▸ What is asked
Write out all of the data exactly as it appears.

(Records that describe figures)
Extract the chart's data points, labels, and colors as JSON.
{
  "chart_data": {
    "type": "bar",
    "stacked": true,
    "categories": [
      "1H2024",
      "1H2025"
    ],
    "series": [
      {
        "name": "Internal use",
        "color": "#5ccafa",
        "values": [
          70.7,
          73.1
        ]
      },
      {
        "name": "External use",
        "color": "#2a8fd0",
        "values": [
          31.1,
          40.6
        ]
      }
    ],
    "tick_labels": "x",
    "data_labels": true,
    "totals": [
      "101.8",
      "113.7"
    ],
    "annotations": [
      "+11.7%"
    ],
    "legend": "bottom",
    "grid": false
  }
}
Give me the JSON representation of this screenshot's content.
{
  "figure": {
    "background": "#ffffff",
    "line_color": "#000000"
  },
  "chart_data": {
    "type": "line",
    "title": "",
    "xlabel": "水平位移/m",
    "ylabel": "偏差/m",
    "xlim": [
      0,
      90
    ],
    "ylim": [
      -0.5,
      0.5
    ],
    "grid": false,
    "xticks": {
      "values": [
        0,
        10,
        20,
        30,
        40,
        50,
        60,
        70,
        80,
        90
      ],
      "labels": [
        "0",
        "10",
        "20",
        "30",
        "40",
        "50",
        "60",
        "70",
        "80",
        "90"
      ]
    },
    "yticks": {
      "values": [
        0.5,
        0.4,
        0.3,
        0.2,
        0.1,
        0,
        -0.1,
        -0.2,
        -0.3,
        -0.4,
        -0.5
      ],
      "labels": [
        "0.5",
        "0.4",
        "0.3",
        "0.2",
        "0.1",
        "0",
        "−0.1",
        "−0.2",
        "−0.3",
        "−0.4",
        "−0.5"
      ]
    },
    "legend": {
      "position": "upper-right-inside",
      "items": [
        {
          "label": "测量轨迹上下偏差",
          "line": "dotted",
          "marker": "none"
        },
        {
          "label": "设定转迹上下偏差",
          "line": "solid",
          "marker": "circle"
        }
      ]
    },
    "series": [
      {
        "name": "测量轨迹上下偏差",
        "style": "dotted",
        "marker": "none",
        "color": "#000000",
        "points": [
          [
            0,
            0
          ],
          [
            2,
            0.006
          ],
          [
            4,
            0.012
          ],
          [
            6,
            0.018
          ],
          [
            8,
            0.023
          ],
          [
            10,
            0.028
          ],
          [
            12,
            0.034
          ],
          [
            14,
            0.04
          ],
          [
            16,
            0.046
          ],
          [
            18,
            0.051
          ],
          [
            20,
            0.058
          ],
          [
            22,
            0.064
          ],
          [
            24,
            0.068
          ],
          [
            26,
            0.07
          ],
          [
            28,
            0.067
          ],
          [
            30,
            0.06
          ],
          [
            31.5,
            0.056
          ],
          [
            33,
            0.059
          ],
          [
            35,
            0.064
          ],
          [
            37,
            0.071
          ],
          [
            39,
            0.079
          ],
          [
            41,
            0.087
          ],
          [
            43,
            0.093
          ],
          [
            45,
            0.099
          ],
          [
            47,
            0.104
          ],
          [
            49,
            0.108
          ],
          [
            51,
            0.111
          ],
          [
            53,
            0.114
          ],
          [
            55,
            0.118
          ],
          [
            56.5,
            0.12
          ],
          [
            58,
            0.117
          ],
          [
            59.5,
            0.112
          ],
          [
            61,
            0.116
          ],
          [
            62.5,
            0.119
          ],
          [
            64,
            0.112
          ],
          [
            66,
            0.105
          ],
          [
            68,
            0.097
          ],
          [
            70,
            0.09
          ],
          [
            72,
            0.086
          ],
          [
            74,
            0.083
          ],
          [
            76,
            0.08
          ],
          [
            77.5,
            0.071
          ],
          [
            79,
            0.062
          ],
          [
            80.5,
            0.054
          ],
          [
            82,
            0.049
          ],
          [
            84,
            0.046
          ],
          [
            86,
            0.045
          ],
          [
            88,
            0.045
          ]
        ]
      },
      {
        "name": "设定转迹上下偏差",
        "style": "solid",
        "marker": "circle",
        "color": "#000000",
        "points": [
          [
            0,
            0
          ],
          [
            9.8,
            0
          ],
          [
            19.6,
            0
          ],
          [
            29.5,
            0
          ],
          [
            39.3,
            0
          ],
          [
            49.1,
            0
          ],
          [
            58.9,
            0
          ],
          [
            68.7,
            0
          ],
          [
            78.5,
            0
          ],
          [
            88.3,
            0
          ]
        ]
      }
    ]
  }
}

▸ The solution
Extract the chart's data points, labels, and colors as JSON.
{
  "chart_data": {
    "type": "bar",
    "stacked": true,
    "categories": [
      "1H2024",
      "1H2025"
    ],
    "series": [
      {
        "name": "Internal use",
        "color": "#5ccafa",
        "values": [
          70.7,
          73.1
        ]
      },
      {
        "name": "External use",
        "color": "#2a8fd0",
        "values": [
          31.1,
          40.6
        ]
      }
    ],
    "tick_labels": "x",
    "data_labels": true,
    "totals": [
      "101.8",
      "113.7"
    ],
    "annotations": [
      "+11.7%"
    ],
    "legend": "bottom",
    "grid": false
  }
}
Give me the JSON representation of this screenshot's content.
{
  "figure": {
    "background": "#ffffff",
    "line_color": "#000000"
  },
  "chart_data": {
    "type": "line",
    "title": "",
    "xlabel": "水平位移/m",
    "ylabel": "偏差/m",
    "xlim": [
      0,
      90
    ],
    "ylim": [
      -0.5,
      0.5
    ],
    "grid": false,
    "xticks": {
      "values": [
        0,
        10,
        20,
        30,
        40,
        50,
        60,
        70,
        80,
        90
      ],
      "labels": [
        "0",
        "10",
        "20",
        "30",
        "40",
        "50",
        "60",
        "70",
        "80",
        "90"
      ]
    },
    "yticks": {
      "values": [
        0.5,
        0.4,
        0.3,
        0.2,
        0.1,
        0,
        -0.1,
        -0.2,
        -0.3,
        -0.4,
        -0.5
      ],
      "labels": [
        "0.5",
        "0.4",
        "0.3",
        "0.2",
        "0.1",
        "0",
        "−0.1",
        "−0.2",
        "−0.3",
        "−0.4",
        "−0.5"
      ]
    },
    "legend": {
      "position": "upper-right-inside",
      "items": [
        {
          "label": "测量轨迹上下偏差",
          "line": "dotted",
          "marker": "none"
        },
        {
          "label": "设定转迹上下偏差",
          "line": "solid",
          "marker": "circle"
        }
      ]
    },
    "series": [
      {
        "name": "测量轨迹上下偏差",
        "style": "dotted",
        "marker": "none",
        "color": "#000000",
        "points": [
          [
            0,
            0
          ],
          [
            2,
            0.006
          ],
          [
            4,
            0.012
          ],
          [
            6,
            0.018
          ],
          [
            8,
            0.023
          ],
          [
            10,
            0.028
          ],
          [
            12,
            0.034
          ],
          [
            14,
            0.04
          ],
          [
            16,
            0.046
          ],
          [
            18,
            0.051
          ],
          [
            20,
            0.058
          ],
          [
            22,
            0.064
          ],
          [
            24,
            0.068
          ],
          [
            26,
            0.07
          ],
          [
            28,
            0.067
          ],
          [
            30,
            0.06
          ],
          [
            31.5,
            0.056
          ],
          [
            33,
            0.059
          ],
          [
            35,
            0.064
          ],
          [
            37,
            0.071
          ],
          [
            39,
            0.079
          ],
          [
            41,
            0.087
          ],
          [
            43,
            0.093
          ],
          [
            45,
            0.099
          ],
          [
            47,
            0.104
          ],
          [
            49,
            0.108
          ],
          [
            51,
            0.111
          ],
          [
            53,
            0.114
          ],
          [
            55,
            0.118
          ],
          [
            56.5,
            0.12
          ],
          [
            58,
            0.117
          ],
          [
            59.5,
            0.112
          ],
          [
            61,
            0.116
          ],
          [
            62.5,
            0.119
          ],
          [
            64,
            0.112
          ],
          [
            66,
            0.105
          ],
          [
            68,
            0.097
          ],
          [
            70,
            0.09
          ],
          [
            72,
            0.086
          ],
          [
            74,
            0.083
          ],
          [
            76,
            0.08
          ],
          [
            77.5,
            0.071
          ],
          [
            79,
            0.062
          ],
          [
            80.5,
            0.054
          ],
          [
            82,
            0.049
          ],
          [
            84,
            0.046
          ],
          [
            86,
            0.045
          ],
          [
            88,
            0.045
          ]
        ]
      },
      {
        "name": "设定转迹上下偏差",
        "style": "solid",
        "marker": "circle",
        "color": "#000000",
        "points": [
          [
            0,
            0
          ],
          [
            9.8,
            0
          ],
          [
            19.6,
            0
          ],
          [
            29.5,
            0
          ],
          [
            39.3,
            0
          ],
          [
            49.1,
            0
          ],
          [
            58.9,
            0
          ],
          [
            68.7,
            0
          ],
          [
            78.5,
            0
          ],
          [
            88.3,
            0
          ]
        ]
      }
    ]
  }
}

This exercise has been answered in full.